Look through the records below and give the number of lines holding the string "befejezési", nothing more.

========

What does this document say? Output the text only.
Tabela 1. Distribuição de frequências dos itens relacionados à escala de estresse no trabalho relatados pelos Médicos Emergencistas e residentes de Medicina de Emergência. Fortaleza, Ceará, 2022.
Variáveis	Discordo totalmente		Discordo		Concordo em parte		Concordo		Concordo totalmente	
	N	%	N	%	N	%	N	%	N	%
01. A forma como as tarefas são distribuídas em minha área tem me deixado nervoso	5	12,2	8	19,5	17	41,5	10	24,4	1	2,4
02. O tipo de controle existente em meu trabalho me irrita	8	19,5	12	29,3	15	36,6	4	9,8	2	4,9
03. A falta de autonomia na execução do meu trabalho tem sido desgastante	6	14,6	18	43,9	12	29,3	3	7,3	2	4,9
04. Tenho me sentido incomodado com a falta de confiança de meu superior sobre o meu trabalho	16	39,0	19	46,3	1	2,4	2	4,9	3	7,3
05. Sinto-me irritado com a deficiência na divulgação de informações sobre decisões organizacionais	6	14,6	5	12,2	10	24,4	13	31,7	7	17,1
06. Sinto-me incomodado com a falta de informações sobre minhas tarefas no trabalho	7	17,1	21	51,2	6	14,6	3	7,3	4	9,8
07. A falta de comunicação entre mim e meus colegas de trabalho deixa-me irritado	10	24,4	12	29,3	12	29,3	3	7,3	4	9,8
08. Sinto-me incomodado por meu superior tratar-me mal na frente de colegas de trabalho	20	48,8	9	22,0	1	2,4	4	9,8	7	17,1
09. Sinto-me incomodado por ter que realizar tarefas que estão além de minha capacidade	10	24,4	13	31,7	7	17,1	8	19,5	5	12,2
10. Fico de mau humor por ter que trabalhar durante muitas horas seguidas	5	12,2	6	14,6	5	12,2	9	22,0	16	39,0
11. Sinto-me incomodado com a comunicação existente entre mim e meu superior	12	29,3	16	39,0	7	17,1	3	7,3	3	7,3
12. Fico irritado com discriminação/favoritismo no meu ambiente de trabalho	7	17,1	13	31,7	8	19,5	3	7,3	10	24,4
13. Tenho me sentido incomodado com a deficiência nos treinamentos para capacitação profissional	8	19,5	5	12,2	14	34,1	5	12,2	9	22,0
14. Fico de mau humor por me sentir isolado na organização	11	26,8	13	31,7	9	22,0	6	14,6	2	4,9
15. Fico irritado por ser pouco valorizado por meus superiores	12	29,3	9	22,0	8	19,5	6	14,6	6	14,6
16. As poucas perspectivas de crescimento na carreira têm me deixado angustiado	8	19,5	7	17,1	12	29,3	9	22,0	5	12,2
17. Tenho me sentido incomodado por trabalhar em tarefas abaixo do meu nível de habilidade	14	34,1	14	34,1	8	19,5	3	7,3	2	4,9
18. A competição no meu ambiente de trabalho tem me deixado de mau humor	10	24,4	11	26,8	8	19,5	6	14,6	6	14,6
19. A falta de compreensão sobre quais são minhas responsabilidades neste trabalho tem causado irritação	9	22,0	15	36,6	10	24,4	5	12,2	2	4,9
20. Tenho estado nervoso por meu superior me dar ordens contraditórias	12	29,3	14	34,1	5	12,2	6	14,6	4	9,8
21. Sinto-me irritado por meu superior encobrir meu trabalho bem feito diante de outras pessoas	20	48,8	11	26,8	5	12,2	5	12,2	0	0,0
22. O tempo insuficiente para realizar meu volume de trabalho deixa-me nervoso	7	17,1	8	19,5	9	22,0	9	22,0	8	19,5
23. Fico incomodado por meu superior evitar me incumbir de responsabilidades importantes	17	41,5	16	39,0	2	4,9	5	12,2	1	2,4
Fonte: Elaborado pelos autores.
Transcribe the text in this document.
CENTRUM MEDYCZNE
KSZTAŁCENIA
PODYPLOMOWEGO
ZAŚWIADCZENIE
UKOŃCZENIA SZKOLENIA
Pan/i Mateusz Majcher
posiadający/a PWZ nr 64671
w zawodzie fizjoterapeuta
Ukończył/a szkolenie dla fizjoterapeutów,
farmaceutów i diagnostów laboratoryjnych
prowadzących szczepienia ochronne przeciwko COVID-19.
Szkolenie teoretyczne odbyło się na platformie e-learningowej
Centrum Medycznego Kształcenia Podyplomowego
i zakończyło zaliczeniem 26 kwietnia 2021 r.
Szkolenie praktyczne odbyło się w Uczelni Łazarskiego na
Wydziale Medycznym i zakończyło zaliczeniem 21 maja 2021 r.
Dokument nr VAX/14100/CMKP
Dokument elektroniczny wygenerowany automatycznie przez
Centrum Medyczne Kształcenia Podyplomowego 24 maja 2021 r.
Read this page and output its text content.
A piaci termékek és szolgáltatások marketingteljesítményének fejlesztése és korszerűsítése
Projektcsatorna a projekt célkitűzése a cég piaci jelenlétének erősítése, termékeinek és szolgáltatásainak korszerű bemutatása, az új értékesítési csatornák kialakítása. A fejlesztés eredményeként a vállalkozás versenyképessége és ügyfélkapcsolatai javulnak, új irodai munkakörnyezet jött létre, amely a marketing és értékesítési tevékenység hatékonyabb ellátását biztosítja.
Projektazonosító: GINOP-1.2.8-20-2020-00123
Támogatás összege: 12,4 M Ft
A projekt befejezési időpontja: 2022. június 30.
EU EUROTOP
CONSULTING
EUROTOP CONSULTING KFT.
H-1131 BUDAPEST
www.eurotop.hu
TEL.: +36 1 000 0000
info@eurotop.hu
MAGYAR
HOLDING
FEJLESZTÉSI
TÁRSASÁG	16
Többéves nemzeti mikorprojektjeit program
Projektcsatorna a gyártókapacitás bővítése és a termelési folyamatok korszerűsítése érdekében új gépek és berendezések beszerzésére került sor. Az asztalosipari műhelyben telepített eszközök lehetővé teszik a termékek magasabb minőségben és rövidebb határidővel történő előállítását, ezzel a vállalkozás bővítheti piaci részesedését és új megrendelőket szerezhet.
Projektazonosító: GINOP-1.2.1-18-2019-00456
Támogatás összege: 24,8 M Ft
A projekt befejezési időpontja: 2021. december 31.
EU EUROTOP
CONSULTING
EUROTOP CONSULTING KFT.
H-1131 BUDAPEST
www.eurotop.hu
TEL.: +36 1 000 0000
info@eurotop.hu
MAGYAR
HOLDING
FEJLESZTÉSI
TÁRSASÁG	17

========

Full output >> 2